#### EXERCISE AIM
Reproduce the records below exactly as they appear.

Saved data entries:
:::::

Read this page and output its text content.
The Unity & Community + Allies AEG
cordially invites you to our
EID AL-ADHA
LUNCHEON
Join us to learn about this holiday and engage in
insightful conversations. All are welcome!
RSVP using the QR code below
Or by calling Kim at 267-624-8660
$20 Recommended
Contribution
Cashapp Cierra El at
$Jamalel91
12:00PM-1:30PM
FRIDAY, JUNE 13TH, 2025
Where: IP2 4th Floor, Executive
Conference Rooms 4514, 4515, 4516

:::::

#### SOLVED EXERCISE
Read this page and output its text content.
The Unity & Community + Allies AEG
cordially invites you to our
EID AL-ADHA
LUNCHEON
Join us to learn about this holiday and engage in
insightful conversations. All are welcome!
RSVP using the QR code below
Or by calling Kim at 267-624-8660
$20 Recommended
Contribution
Cashapp Cierra El at
$Jamalel91
12:00PM-1:30PM
FRIDAY, JUNE 13TH, 2025
Where: IP2 4th Floor, Executive
Conference Rooms 4514, 4515, 4516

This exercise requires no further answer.